Set down the material once more, exactly as it appears.

Start of Records provided

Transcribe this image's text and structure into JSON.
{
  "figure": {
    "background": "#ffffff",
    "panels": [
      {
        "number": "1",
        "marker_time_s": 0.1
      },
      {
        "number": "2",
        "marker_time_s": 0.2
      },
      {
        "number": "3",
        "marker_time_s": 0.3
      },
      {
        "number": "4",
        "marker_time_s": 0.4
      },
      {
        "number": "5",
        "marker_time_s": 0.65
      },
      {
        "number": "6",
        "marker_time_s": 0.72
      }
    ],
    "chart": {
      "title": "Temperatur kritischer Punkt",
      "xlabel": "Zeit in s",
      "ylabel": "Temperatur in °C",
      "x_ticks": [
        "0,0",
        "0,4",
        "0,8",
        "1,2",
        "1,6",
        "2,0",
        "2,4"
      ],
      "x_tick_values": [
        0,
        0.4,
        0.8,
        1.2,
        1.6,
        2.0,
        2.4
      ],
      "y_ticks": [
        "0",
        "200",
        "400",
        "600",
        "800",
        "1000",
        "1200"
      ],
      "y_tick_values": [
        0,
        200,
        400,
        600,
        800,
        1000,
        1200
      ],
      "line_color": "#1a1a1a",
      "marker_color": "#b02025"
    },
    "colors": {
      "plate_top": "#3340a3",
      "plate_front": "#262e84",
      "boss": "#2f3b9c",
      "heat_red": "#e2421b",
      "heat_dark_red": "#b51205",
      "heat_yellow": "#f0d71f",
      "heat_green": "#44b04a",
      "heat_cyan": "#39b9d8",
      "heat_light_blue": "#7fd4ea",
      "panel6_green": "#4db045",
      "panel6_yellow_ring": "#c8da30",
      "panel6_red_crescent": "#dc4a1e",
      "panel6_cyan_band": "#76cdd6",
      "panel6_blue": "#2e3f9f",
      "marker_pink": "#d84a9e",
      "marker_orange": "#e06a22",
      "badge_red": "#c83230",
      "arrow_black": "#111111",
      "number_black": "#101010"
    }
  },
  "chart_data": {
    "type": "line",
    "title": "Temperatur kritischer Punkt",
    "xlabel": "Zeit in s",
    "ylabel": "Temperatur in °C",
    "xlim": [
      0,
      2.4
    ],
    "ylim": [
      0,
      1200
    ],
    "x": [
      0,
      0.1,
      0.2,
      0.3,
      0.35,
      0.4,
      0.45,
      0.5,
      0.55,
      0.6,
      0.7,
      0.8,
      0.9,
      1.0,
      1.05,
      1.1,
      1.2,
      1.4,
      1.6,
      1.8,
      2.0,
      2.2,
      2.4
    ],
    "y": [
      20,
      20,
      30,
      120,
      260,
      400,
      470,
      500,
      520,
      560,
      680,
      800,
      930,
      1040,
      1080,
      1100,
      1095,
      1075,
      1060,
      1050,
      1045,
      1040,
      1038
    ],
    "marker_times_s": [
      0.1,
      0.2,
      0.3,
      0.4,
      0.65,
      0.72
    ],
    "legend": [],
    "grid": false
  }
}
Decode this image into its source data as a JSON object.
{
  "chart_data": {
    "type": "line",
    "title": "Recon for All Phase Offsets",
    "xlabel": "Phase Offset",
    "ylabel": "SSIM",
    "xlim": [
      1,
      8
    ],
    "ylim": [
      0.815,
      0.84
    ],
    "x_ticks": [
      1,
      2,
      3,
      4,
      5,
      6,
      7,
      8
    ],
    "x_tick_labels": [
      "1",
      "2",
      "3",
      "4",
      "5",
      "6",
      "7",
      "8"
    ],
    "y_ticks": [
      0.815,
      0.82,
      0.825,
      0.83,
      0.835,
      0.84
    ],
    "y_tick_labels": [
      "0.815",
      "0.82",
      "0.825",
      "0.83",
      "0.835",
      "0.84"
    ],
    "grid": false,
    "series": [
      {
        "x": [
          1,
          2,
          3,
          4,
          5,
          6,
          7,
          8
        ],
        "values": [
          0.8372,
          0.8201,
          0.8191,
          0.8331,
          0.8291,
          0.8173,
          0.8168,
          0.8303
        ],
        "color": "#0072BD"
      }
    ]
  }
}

End of Records provided

[Answer in full]
Transcribe this image's text and structure into JSON.
{
  "figure": {
    "background": "#ffffff",
    "panels": [
      {
        "number": "1",
        "marker_time_s": 0.1
      },
      {
        "number": "2",
        "marker_time_s": 0.2
      },
      {
        "number": "3",
        "marker_time_s": 0.3
      },
      {
        "number": "4",
        "marker_time_s": 0.4
      },
      {
        "number": "5",
        "marker_time_s": 0.65
      },
      {
        "number": "6",
        "marker_time_s": 0.72
      }
    ],
    "chart": {
      "title": "Temperatur kritischer Punkt",
      "xlabel": "Zeit in s",
      "ylabel": "Temperatur in °C",
      "x_ticks": [
        "0,0",
        "0,4",
        "0,8",
        "1,2",
        "1,6",
        "2,0",
        "2,4"
      ],
      "x_tick_values": [
        0,
        0.4,
        0.8,
        1.2,
        1.6,
        2.0,
        2.4
      ],
      "y_ticks": [
        "0",
        "200",
        "400",
        "600",
        "800",
        "1000",
        "1200"
      ],
      "y_tick_values": [
        0,
        200,
        400,
        600,
        800,
        1000,
        1200
      ],
      "line_color": "#1a1a1a",
      "marker_color": "#b02025"
    },
    "colors": {
      "plate_top": "#3340a3",
      "plate_front": "#262e84",
      "boss": "#2f3b9c",
      "heat_red": "#e2421b",
      "heat_dark_red": "#b51205",
      "heat_yellow": "#f0d71f",
      "heat_green": "#44b04a",
      "heat_cyan": "#39b9d8",
      "heat_light_blue": "#7fd4ea",
      "panel6_green": "#4db045",
      "panel6_yellow_ring": "#c8da30",
      "panel6_red_crescent": "#dc4a1e",
      "panel6_cyan_band": "#76cdd6",
      "panel6_blue": "#2e3f9f",
      "marker_pink": "#d84a9e",
      "marker_orange": "#e06a22",
      "badge_red": "#c83230",
      "arrow_black": "#111111",
      "number_black": "#101010"
    }
  },
  "chart_data": {
    "type": "line",
    "title": "Temperatur kritischer Punkt",
    "xlabel": "Zeit in s",
    "ylabel": "Temperatur in °C",
    "xlim": [
      0,
      2.4
    ],
    "ylim": [
      0,
      1200
    ],
    "x": [
      0,
      0.1,
      0.2,
      0.3,
      0.35,
      0.4,
      0.45,
      0.5,
      0.55,
      0.6,
      0.7,
      0.8,
      0.9,
      1.0,
      1.05,
      1.1,
      1.2,
      1.4,
      1.6,
      1.8,
      2.0,
      2.2,
      2.4
    ],
    "y": [
      20,
      20,
      30,
      120,
      260,
      400,
      470,
      500,
      520,
      560,
      680,
      800,
      930,
      1040,
      1080,
      1100,
      1095,
      1075,
      1060,
      1050,
      1045,
      1040,
      1038
    ],
    "marker_times_s": [
      0.1,
      0.2,
      0.3,
      0.4,
      0.65,
      0.72
    ],
    "legend": [],
    "grid": false
  }
}
Decode this image into its source data as a JSON object.
{
  "chart_data": {
    "type": "line",
    "title": "Recon for All Phase Offsets",
    "xlabel": "Phase Offset",
    "ylabel": "SSIM",
    "xlim": [
      1,
      8
    ],
    "ylim": [
      0.815,
      0.84
    ],
    "x_ticks": [
      1,
      2,
      3,
      4,
      5,
      6,
      7,
      8
    ],
    "x_tick_labels": [
      "1",
      "2",
      "3",
      "4",
      "5",
      "6",
      "7",
      "8"
    ],
    "y_ticks": [
      0.815,
      0.82,
      0.825,
      0.83,
      0.835,
      0.84
    ],
    "y_tick_labels": [
      "0.815",
      "0.82",
      "0.825",
      "0.83",
      "0.835",
      "0.84"
    ],
    "grid": false,
    "series": [
      {
        "x": [
          1,
          2,
          3,
          4,
          5,
          6,
          7,
          8
        ],
        "values": [
          0.8372,
          0.8201,
          0.8191,
          0.8331,
          0.8291,
          0.8173,
          0.8168,
          0.8303
        ],
        "color": "#0072BD"
      }
    ]
  }
}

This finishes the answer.